■ **What to produce**
Below you will find a set of lines. Repeat them all exactly.

■ **Dataset entries**
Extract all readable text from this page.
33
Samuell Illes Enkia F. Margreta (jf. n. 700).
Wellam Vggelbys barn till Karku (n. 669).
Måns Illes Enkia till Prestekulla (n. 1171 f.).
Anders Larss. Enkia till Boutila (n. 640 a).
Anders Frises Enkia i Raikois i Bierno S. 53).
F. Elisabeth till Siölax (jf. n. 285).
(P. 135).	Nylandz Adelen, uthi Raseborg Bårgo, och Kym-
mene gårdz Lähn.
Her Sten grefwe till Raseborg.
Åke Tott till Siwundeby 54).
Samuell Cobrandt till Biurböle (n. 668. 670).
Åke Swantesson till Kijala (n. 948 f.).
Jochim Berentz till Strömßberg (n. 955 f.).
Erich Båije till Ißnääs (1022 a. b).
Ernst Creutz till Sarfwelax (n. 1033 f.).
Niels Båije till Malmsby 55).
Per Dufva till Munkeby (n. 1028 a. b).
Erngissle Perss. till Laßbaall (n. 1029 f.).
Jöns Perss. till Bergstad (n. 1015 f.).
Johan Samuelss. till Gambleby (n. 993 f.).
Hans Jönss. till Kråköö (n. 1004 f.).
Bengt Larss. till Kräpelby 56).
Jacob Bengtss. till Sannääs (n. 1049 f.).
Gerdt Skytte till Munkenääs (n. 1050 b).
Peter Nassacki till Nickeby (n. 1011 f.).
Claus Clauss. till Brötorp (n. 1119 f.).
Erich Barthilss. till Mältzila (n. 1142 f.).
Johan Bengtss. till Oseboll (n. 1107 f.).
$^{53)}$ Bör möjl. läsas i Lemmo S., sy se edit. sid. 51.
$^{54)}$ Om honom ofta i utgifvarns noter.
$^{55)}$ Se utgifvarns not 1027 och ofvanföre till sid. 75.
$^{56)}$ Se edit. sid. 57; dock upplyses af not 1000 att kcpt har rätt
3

■ **Exercise result**
Extract all readable text from this page.
33
Samuell Illes Enkia F. Margreta (jf. n. 700).
Wellam Vggelbys barn till Karku (n. 669).
Måns Illes Enkia till Prestekulla (n. 1171 f.).
Anders Larss. Enkia till Boutila (n. 640 a).
Anders Frises Enkia i Raikois i Bierno S. 53).
F. Elisabeth till Siölax (jf. n. 285).
(P. 135).	Nylandz Adelen, uthi Raseborg Bårgo, och Kym-
mene gårdz Lähn.
Her Sten grefwe till Raseborg.
Åke Tott till Siwundeby 54).
Samuell Cobrandt till Biurböle (n. 668. 670).
Åke Swantesson till Kijala (n. 948 f.).
Jochim Berentz till Strömßberg (n. 955 f.).
Erich Båije till Ißnääs (1022 a. b).
Ernst Creutz till Sarfwelax (n. 1033 f.).
Niels Båije till Malmsby 55).
Per Dufva till Munkeby (n. 1028 a. b).
Erngissle Perss. till Laßbaall (n. 1029 f.).
Jöns Perss. till Bergstad (n. 1015 f.).
Johan Samuelss. till Gambleby (n. 993 f.).
Hans Jönss. till Kråköö (n. 1004 f.).
Bengt Larss. till Kräpelby 56).
Jacob Bengtss. till Sannääs (n. 1049 f.).
Gerdt Skytte till Munkenääs (n. 1050 b).
Peter Nassacki till Nickeby (n. 1011 f.).
Claus Clauss. till Brötorp (n. 1119 f.).
Erich Barthilss. till Mältzila (n. 1142 f.).
Johan Bengtss. till Oseboll (n. 1107 f.).
$^{53)}$ Bör möjl. läsas i Lemmo S., sy se edit. sid. 51.
$^{54)}$ Om honom ofta i utgifvarns noter.
$^{55)}$ Se utgifvarns not 1027 och ofvanföre till sid. 75.
$^{56)}$ Se edit. sid. 57; dock upplyses af not 1000 att kcpt har rätt
3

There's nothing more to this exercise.